* [Required work]: Report back each line of the records that contains the string "prompts".

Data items
Begin

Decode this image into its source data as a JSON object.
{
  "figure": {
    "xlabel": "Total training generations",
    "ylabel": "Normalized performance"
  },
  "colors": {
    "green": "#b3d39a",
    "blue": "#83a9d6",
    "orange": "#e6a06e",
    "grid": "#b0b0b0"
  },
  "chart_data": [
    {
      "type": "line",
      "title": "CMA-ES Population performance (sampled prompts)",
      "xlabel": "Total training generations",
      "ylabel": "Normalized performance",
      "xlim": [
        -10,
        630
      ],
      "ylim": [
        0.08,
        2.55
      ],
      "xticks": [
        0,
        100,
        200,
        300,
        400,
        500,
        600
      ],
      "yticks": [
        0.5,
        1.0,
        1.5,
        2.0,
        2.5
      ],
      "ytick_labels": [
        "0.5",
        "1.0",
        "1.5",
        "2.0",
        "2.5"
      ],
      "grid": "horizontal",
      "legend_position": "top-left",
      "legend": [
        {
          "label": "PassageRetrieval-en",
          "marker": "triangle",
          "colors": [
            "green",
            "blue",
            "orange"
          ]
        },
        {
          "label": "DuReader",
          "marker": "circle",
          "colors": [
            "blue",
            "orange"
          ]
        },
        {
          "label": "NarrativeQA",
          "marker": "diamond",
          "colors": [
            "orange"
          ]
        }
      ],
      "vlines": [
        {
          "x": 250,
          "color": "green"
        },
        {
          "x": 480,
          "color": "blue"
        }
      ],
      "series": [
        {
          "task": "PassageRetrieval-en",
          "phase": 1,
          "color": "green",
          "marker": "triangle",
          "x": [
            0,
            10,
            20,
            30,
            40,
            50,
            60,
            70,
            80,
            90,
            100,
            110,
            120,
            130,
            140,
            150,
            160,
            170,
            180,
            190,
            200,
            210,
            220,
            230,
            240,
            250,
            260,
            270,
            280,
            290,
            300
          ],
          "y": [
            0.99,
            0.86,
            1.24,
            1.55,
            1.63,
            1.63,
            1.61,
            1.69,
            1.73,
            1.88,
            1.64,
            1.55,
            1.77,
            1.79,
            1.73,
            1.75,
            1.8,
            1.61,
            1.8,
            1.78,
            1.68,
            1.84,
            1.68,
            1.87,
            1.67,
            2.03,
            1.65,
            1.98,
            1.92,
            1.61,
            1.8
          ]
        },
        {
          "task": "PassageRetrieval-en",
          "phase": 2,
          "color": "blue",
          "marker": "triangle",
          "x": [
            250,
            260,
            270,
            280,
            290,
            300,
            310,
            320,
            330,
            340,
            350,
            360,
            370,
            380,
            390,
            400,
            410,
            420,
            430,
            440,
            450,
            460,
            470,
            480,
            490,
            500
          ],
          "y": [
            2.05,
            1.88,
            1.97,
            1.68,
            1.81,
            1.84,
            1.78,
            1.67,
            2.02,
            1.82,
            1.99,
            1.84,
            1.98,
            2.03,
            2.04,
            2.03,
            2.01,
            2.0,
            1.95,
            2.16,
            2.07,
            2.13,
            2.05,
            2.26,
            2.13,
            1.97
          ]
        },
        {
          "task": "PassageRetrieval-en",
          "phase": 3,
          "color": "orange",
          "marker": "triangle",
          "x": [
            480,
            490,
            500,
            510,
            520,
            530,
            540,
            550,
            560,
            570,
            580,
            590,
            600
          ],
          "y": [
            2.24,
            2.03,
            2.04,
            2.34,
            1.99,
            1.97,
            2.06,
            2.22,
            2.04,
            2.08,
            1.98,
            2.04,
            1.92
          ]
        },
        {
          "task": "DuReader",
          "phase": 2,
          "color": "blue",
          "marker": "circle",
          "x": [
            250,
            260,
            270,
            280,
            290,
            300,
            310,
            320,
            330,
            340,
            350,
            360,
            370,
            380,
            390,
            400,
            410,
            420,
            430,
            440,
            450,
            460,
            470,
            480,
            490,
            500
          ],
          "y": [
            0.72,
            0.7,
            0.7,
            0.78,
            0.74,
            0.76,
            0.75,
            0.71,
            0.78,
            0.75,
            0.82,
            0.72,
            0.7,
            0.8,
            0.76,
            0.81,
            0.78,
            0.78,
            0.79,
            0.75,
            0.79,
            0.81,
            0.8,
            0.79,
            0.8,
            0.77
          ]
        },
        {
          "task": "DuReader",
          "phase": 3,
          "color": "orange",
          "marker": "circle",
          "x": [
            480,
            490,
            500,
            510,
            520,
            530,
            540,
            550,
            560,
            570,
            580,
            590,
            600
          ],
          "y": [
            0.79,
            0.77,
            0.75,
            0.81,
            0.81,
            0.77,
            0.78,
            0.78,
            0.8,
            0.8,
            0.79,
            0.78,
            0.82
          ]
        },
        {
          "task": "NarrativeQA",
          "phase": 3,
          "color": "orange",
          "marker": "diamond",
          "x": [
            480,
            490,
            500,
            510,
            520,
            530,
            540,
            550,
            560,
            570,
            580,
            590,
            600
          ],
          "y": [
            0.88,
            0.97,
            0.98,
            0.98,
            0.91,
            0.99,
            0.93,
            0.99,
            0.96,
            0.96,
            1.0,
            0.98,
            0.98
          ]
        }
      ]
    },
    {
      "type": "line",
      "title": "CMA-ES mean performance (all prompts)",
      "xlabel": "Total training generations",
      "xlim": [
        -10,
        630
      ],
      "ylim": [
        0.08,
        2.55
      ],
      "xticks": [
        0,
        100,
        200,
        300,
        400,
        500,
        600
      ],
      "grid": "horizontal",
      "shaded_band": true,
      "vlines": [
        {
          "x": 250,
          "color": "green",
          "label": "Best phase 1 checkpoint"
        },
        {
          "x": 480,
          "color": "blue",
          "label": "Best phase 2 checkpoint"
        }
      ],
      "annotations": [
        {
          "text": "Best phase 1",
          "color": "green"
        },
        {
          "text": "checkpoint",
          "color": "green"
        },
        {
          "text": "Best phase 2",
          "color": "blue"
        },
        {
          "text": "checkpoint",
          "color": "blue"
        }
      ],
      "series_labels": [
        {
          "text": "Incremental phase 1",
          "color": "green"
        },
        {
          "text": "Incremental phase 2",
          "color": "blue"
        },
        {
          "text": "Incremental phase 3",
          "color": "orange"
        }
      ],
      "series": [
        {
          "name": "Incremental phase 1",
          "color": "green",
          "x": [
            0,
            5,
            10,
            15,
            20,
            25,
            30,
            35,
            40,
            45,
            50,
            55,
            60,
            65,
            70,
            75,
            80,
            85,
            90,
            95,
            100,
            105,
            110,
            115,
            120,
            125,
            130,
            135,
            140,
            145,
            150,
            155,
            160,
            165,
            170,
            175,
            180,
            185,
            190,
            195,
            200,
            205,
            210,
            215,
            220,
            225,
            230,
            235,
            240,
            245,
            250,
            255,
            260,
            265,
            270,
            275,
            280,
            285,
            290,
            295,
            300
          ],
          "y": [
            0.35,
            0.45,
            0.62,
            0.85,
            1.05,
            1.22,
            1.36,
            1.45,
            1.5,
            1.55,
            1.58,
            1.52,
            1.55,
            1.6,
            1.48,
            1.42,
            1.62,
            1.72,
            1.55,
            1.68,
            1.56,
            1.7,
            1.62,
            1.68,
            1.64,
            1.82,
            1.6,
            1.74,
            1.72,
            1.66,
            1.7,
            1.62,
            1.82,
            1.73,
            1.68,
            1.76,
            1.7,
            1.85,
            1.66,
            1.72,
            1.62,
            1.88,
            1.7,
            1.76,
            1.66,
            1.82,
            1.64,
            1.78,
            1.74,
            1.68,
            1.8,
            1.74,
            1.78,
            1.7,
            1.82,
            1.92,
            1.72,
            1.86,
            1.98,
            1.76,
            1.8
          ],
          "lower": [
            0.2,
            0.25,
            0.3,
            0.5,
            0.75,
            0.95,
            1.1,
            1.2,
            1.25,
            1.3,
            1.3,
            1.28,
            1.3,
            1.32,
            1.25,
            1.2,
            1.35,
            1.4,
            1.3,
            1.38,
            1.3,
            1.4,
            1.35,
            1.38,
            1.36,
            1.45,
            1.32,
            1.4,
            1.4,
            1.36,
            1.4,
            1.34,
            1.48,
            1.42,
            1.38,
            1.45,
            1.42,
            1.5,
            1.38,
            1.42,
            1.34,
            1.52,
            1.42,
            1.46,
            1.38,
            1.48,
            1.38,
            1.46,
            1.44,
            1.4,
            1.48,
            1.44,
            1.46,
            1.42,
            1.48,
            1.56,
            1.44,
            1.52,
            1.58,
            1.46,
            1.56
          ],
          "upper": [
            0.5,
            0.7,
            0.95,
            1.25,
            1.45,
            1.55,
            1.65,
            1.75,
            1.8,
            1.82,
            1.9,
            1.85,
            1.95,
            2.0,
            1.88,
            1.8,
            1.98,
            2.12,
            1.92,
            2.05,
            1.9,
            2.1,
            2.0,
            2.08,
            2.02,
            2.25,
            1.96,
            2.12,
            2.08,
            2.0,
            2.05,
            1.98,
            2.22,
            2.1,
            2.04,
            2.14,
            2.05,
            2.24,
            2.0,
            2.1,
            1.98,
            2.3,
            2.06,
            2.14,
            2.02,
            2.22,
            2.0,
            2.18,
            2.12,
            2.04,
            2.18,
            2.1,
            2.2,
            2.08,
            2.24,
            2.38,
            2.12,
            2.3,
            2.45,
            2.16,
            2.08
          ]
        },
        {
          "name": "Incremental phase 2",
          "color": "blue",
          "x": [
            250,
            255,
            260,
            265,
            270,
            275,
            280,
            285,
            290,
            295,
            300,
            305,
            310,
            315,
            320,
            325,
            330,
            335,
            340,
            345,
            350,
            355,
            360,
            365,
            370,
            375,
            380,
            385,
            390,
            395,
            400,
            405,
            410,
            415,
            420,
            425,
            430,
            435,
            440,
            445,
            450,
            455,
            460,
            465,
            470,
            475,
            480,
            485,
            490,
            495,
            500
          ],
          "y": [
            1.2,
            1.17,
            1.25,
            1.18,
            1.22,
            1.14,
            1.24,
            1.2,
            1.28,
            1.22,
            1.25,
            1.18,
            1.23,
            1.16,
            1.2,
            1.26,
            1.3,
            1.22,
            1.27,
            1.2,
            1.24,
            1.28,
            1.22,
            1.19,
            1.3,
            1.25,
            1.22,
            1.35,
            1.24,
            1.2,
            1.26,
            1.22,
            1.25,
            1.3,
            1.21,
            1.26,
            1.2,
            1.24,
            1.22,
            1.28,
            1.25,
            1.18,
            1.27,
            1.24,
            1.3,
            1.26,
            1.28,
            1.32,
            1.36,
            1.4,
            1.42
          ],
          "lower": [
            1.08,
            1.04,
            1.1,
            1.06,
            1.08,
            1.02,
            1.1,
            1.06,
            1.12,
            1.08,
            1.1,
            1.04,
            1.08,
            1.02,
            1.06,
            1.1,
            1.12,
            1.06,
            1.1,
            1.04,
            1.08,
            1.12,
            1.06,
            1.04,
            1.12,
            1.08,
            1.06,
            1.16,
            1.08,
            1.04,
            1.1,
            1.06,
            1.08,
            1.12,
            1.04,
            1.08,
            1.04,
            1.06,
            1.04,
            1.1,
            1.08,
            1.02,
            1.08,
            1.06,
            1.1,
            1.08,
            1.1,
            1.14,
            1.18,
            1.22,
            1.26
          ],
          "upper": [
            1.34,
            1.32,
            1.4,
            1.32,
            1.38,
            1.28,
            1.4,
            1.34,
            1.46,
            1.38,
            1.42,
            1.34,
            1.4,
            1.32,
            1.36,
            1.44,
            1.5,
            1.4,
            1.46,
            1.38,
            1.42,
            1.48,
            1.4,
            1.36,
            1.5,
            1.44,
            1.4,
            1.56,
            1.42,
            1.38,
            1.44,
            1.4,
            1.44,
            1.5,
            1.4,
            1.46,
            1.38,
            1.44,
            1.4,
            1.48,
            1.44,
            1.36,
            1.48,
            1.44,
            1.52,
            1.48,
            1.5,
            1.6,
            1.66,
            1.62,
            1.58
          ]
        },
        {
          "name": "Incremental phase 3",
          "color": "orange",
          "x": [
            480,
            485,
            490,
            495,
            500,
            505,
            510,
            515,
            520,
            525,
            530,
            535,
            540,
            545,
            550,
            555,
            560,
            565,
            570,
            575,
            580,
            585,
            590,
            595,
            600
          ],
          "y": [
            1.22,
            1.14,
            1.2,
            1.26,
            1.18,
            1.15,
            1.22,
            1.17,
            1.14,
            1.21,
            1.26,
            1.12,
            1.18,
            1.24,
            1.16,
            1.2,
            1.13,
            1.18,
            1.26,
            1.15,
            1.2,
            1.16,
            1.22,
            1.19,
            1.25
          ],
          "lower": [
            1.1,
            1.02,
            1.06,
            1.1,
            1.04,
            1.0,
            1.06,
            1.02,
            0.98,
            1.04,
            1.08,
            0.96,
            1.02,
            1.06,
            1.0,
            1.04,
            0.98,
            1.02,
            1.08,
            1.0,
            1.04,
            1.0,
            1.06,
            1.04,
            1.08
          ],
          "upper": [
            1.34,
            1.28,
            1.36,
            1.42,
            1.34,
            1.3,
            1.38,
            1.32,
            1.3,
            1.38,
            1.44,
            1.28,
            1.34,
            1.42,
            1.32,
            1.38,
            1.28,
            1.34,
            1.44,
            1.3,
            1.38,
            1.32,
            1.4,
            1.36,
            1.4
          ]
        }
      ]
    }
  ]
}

End

* [Exercise answer]:
      "title": "CMA-ES Population performance (sampled prompts)",
      "title": "CMA-ES mean performance (all prompts)",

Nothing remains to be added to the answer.